In your copy, leave out the pictures; write out all the data exactly.
** begin **
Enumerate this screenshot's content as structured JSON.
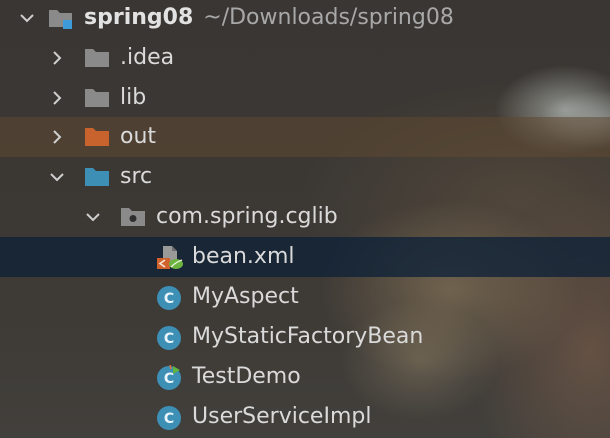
{
  "project": {
    "name": "spring08",
    "path": "~/Downloads/spring08"
  },
  "items": [
    {
      "label": ".idea",
      "kind": "folder",
      "color": "#8a8a8a"
    },
    {
      "label": "lib",
      "kind": "folder",
      "color": "#8a8a8a"
    },
    {
      "label": "out",
      "kind": "folder",
      "color": "#c8632d"
    },
    {
      "label": "src",
      "kind": "folder",
      "color": "#3d8fb5"
    },
    {
      "label": "com.spring.cglib",
      "kind": "package"
    },
    {
      "label": "bean.xml",
      "kind": "spring-xml"
    },
    {
      "label": "MyAspect",
      "kind": "class"
    },
    {
      "label": "MyStaticFactoryBean",
      "kind": "class"
    },
    {
      "label": "TestDemo",
      "kind": "class-runnable"
    },
    {
      "label": "UserServiceImpl",
      "kind": "class"
    }
  ],
  "colors": {
    "selected_row": "#0e2137",
    "class_icon": "#3d8fb5",
    "source_folder": "#3d8fb5",
    "excluded_folder": "#c8632d"
  }
}
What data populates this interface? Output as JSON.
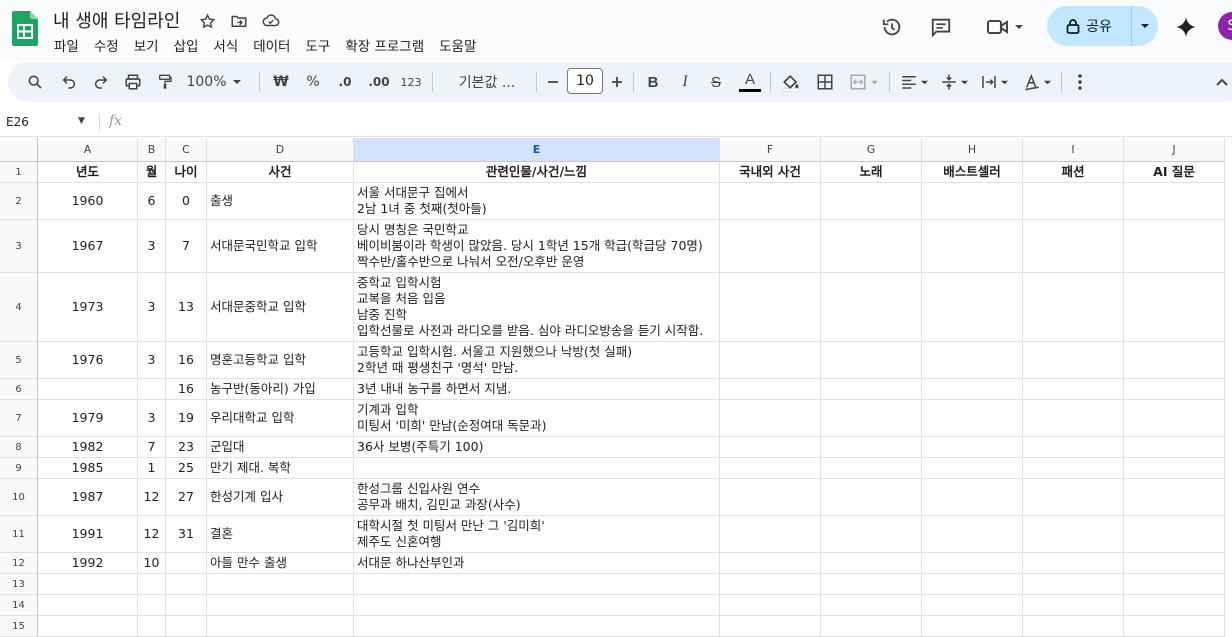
** end **
▶ Solution for this task
Enumerate this screenshot's content as structured JSON.
{
  "project": {
    "name": "spring08",
    "path": "~/Downloads/spring08"
  },
  "items": [
    {
      "label": ".idea",
      "kind": "folder",
      "color": "#8a8a8a"
    },
    {
      "label": "lib",
      "kind": "folder",
      "color": "#8a8a8a"
    },
    {
      "label": "out",
      "kind": "folder",
      "color": "#c8632d"
    },
    {
      "label": "src",
      "kind": "folder",
      "color": "#3d8fb5"
    },
    {
      "label": "com.spring.cglib",
      "kind": "package"
    },
    {
      "label": "bean.xml",
      "kind": "spring-xml"
    },
    {
      "label": "MyAspect",
      "kind": "class"
    },
    {
      "label": "MyStaticFactoryBean",
      "kind": "class"
    },
    {
      "label": "TestDemo",
      "kind": "class-runnable"
    },
    {
      "label": "UserServiceImpl",
      "kind": "class"
    }
  ],
  "colors": {
    "selected_row": "#0e2137",
    "class_icon": "#3d8fb5",
    "source_folder": "#3d8fb5",
    "excluded_folder": "#c8632d"
  }
}
What data populates this interface? Output as JSON.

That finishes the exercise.